## WHAT TO WORK ON
Among the entries that follow, tally the lines with the string "subtitle". Give no more than the number.

>> START GIVEN INFORMATION

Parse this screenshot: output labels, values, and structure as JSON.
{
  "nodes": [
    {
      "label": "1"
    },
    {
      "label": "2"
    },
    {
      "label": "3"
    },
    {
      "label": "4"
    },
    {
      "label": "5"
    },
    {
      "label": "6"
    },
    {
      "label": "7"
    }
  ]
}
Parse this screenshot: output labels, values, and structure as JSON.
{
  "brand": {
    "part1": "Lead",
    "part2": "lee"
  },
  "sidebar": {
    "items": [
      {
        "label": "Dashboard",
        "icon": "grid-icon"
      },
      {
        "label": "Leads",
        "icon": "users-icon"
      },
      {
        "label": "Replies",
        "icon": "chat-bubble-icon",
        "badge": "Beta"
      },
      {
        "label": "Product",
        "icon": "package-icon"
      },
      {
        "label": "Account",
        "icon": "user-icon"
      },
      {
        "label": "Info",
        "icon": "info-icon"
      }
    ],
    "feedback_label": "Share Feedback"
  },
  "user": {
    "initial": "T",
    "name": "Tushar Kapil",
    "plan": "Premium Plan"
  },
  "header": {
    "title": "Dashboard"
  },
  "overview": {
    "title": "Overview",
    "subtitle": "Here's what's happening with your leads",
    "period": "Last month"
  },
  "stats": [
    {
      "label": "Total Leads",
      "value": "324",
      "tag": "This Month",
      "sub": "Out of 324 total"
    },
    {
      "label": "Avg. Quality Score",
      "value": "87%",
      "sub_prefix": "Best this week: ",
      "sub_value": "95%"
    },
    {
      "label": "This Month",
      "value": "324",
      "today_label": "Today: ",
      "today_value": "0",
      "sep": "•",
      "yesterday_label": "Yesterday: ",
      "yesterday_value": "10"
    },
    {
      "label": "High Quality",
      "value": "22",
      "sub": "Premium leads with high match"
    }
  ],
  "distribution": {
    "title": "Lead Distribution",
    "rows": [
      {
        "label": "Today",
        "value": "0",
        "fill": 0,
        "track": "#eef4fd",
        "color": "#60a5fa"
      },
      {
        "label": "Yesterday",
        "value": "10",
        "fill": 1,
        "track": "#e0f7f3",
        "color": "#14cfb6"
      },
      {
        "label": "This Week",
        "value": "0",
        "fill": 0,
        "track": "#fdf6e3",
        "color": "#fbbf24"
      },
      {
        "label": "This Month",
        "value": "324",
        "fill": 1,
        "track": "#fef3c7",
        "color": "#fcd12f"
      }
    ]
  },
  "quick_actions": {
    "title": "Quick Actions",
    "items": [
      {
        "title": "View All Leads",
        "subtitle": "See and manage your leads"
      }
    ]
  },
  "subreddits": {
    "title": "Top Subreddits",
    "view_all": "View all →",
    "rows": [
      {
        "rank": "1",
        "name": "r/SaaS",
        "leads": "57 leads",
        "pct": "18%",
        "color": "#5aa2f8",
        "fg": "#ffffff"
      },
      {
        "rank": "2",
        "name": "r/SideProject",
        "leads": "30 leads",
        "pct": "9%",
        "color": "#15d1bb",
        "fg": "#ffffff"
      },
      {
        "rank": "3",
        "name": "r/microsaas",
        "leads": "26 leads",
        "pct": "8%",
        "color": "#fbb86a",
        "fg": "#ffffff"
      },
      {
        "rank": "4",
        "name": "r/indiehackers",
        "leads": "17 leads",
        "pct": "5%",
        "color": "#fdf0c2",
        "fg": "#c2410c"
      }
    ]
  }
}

>> END GIVEN INFORMATION

## ANSWER TO THE TASK
2